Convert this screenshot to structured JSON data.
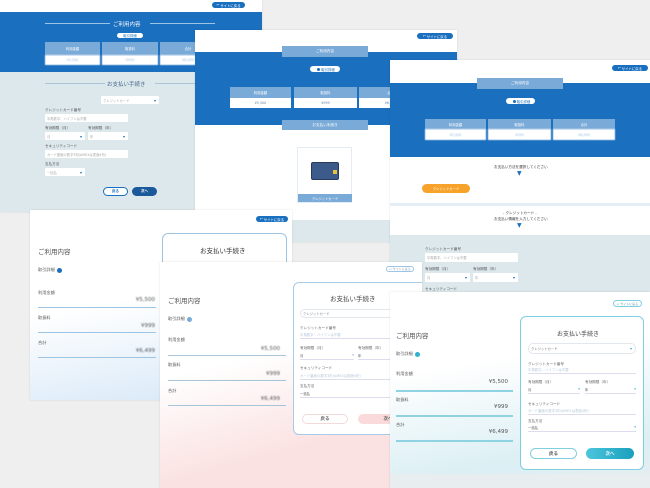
{
  "labels": {
    "back_to_site": "サイトに戻る",
    "usage_title": "ご利用内容",
    "payment_title": "お支払い手続き",
    "details": "取引詳細",
    "col_amount": "利用金額",
    "col_fee": "取扱料",
    "col_total": "合計",
    "method": "クレジットカード",
    "card_label": "クレジットカード番号",
    "card_placeholder": "半角数字、ハイフンは不要",
    "exp_month_label": "有効期限（月）",
    "exp_year_label": "有効期限（年）",
    "month": "月",
    "year": "年",
    "cvc_label": "セキュリティコード",
    "cvc_placeholder": "カード裏面の数字3桁(AMEXは表面4桁)",
    "pay_count_label": "支払方法",
    "pay_count": "一括払",
    "back": "戻る",
    "next": "次へ",
    "select_prompt": "お支払い方法を選択してください",
    "credit_heading": "- クレジットカード -",
    "enter_prompt": "お支払い情報を入力してください"
  },
  "values": {
    "amount": "¥5,500",
    "fee": "¥999",
    "total": "¥6,499"
  },
  "colors": {
    "blue": "#1a6fbf",
    "header_blue": "#7aaad8",
    "orange": "#f7a22b",
    "teal": "#2bb3cf",
    "pink": "#fadada"
  },
  "icons": [
    "back-arrow-icon",
    "info-icon",
    "chevron-down-icon",
    "credit-card-icon"
  ]
}
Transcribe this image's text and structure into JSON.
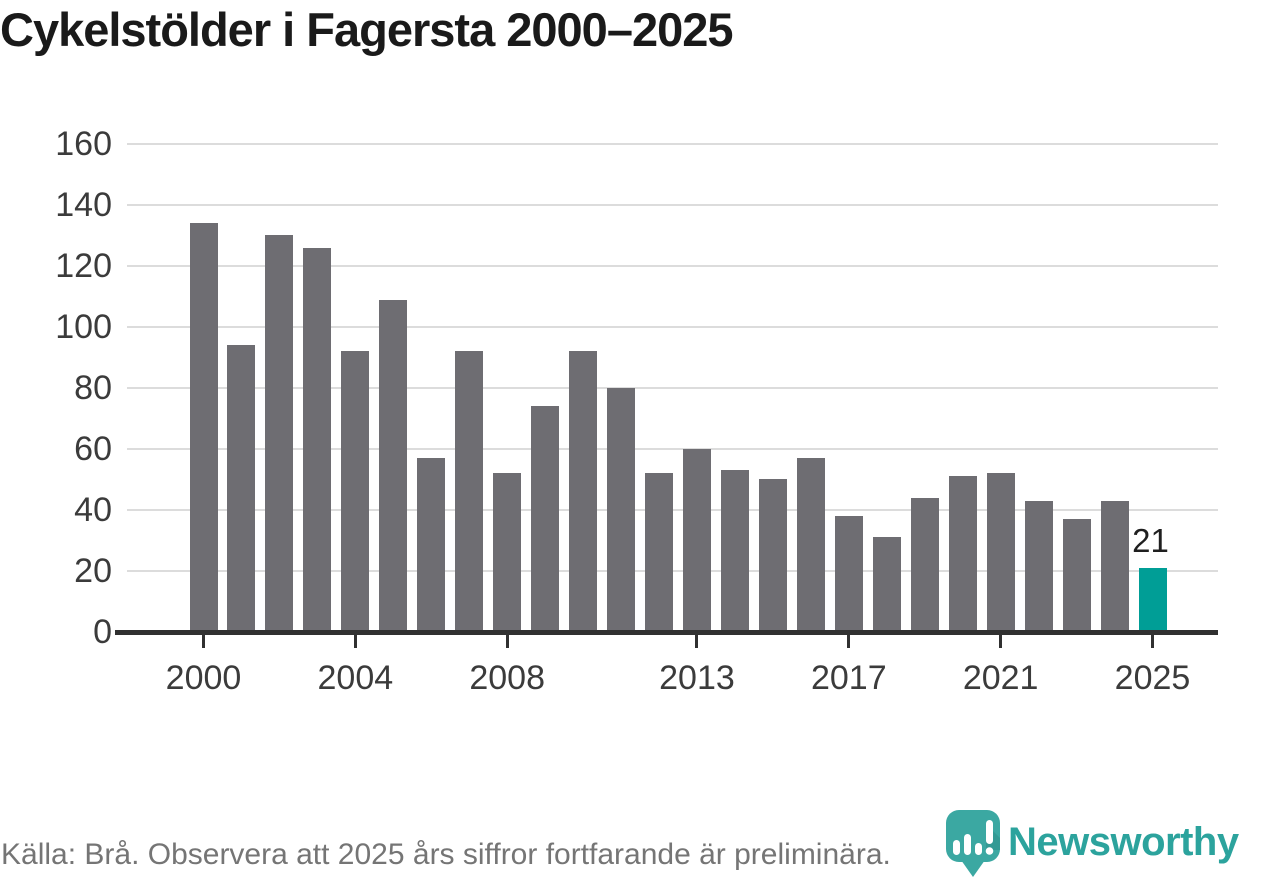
{
  "title": "Cykelstölder i Fagersta 2000–2025",
  "chart_data": {
    "type": "bar",
    "title": "Cykelstölder i Fagersta 2000–2025",
    "x": [
      2000,
      2001,
      2002,
      2003,
      2004,
      2005,
      2006,
      2007,
      2008,
      2009,
      2010,
      2011,
      2012,
      2013,
      2014,
      2015,
      2016,
      2017,
      2018,
      2019,
      2020,
      2021,
      2022,
      2023,
      2024,
      2025
    ],
    "values": [
      134,
      94,
      130,
      126,
      92,
      109,
      57,
      92,
      52,
      74,
      92,
      80,
      52,
      60,
      53,
      50,
      57,
      38,
      31,
      44,
      51,
      52,
      43,
      37,
      43,
      21
    ],
    "ylim": [
      0,
      160
    ],
    "yticks": [
      0,
      20,
      40,
      60,
      80,
      100,
      120,
      140,
      160
    ],
    "xtick_labels": [
      "2000",
      "2004",
      "2008",
      "2013",
      "2017",
      "2021",
      "2025"
    ],
    "grid": "horizontal-only",
    "legend": "none",
    "bar_color": "#6e6d72",
    "highlight_color": "#009e96",
    "highlight_year": 2025,
    "value_label": {
      "year": 2025,
      "text": "21"
    }
  },
  "footer": {
    "source": "Källa: Brå. Observera att 2025 års siffror fortfarande är preliminära.",
    "logo_text": "Newsworthy"
  },
  "colors": {
    "title_text": "#1a1a1a",
    "axis_text": "#3b3b3b",
    "grid_line": "#dcdcdc",
    "axis_line": "#303030",
    "bar_gray": "#6e6d72",
    "bar_teal": "#009e96",
    "footer_text": "#757575",
    "logo_teal": "#3ba8a2",
    "wordmark_teal": "#2ca39d"
  }
}
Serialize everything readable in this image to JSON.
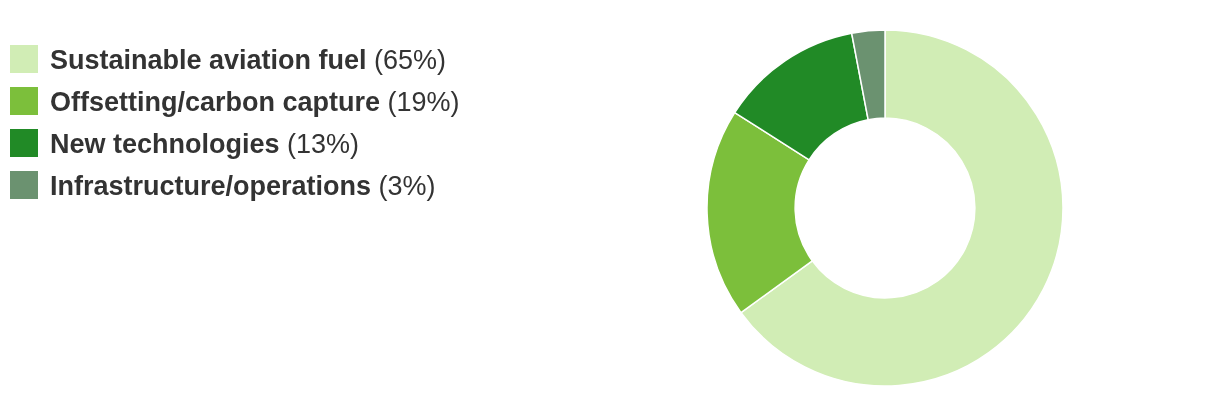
{
  "chart_data": {
    "type": "donut",
    "categories": [
      "Sustainable aviation fuel",
      "Offsetting/carbon capture",
      "New technologies",
      "Infrastructure/operations"
    ],
    "values": [
      65,
      19,
      13,
      3
    ],
    "value_labels": [
      "(65%)",
      "(19%)",
      "(13%)",
      "(3%)"
    ],
    "colors": [
      "#d1edb5",
      "#7cbf3b",
      "#218a26",
      "#6b9270"
    ],
    "legend": "left"
  }
}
━━━━━━━━━━━━━━━━━━━━
__What this task involves__. Skip the pictures and copy exactly the lines from the one containing "Serialize everything readable" through the end of the material, both ends included.

__Written response__.
Serialize everything readable in this image to JSON.
{
  "chart_data": {
    "type": "donut",
    "categories": [
      "Sustainable aviation fuel",
      "Offsetting/carbon capture",
      "New technologies",
      "Infrastructure/operations"
    ],
    "values": [
      65,
      19,
      13,
      3
    ],
    "value_labels": [
      "(65%)",
      "(19%)",
      "(13%)",
      "(3%)"
    ],
    "colors": [
      "#d1edb5",
      "#7cbf3b",
      "#218a26",
      "#6b9270"
    ],
    "legend": "left"
  }
}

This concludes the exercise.